**Selected passage:**
'''

Doors make favorite entry and exit points for burglars. This makes it very important for you to make the right choice with your door materials and the locks you install on them. A good quality door fitted with high security locks will make it harder for burglars to find their way into your home.
The days of locking your keys in the house or forgetting to lock the door can be a thing of the past, thanks to the variety of affordable electronic door locks on the market. Once the domain of the wealthy for entry to their multimillion dollar estates, an electronic door lock can now grace your front door for a few hundred dollars.
Before we explore the features on some popular electronic locks, let’s learn more about how they work.
Entry Methods: RFID, Keypad, Biometric, and Bluetooth
Most electronic door locks come with one or more means of entry, which include RFID, keypad, biometric (fingerprint), or Bluetooth.
Early electronic locks used keypads with a pin number for entry. Keypads are still popular, although newer models use touchscreen panels instead of buttons and include security features to help prevent burglars from figuring out the code.
Radio Frequency Identification (RFID) locks use a key fob or card for entry. With RFID technology, you may not have to remove the key fob from your pocket or purse, meaning no more fumbling in the dark or trying to find your keys when your arms are full to enter your home.

'''

**Jobs:**
[a] In the passage on electronic door locks, what do RFID locks use for entry?
[b] Extend the passage on electronic door locks by writing the next few paragraphs, picking up after its final sentence.

**Data records:**

'''

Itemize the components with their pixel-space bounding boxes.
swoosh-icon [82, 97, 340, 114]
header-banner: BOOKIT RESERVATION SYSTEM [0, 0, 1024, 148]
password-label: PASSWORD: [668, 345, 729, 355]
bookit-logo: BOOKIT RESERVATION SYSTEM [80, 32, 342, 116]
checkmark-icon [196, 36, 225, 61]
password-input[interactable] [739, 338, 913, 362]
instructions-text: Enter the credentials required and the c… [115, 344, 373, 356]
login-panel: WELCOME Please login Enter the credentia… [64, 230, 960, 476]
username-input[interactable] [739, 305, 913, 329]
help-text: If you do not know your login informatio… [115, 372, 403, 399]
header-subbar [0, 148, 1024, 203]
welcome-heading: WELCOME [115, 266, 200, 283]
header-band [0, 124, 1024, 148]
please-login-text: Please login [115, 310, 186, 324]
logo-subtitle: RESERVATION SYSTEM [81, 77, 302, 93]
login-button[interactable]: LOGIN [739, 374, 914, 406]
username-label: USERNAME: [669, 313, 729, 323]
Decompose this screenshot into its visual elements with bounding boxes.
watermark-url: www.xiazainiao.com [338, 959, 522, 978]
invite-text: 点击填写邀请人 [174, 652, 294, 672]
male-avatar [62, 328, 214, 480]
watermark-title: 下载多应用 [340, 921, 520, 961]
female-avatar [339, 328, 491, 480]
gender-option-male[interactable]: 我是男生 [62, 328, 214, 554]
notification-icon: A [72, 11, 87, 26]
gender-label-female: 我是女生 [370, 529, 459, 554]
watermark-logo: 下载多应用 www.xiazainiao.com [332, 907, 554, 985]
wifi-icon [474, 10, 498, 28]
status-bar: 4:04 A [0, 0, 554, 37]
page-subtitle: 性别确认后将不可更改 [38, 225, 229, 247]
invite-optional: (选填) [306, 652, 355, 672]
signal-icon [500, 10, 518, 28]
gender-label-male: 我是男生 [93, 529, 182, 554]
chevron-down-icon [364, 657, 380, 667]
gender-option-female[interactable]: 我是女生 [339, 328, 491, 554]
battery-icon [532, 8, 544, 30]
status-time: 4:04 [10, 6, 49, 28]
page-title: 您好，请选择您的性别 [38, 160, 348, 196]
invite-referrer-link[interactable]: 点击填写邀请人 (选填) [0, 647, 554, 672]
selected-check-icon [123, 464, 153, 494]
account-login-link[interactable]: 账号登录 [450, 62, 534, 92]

'''

**Answers provided:**
[a] A key fob or card.

[b]
Bluetooth-enabled locks operate in a similar way, sensing your smartphone’s Bluetooth ID and opening when you approach. Most Bluetooth and RFID locks also use a secondary means of electronic entry, in case your battery dies or you lose your key fob or cell phone.
Biometric entry uses fingerprint identification to open the lock. If you’ve used this feature on your smartphone or laptop, you understand how it works. All you do is program your fingerprint, or those you want to have access to your home, and the system knows this is an acceptable person to unlock for.
When Electronic Locks Get “Smart”
Some electronic locks can open remotely via an app and can integrate with your home automation system for added security and protection, placing them in the category of “smart” technology.
For example, if your alarm system detects a flood in your basement while you’re on vacation and sends you an alert, you can call your neighbor to go check on the problem. While you’re sitting on the beach, you can unlock the door for the neighbor and lock it again after they’ve remedied the situation and left. By the time you get home, you hardly realize there was a problem.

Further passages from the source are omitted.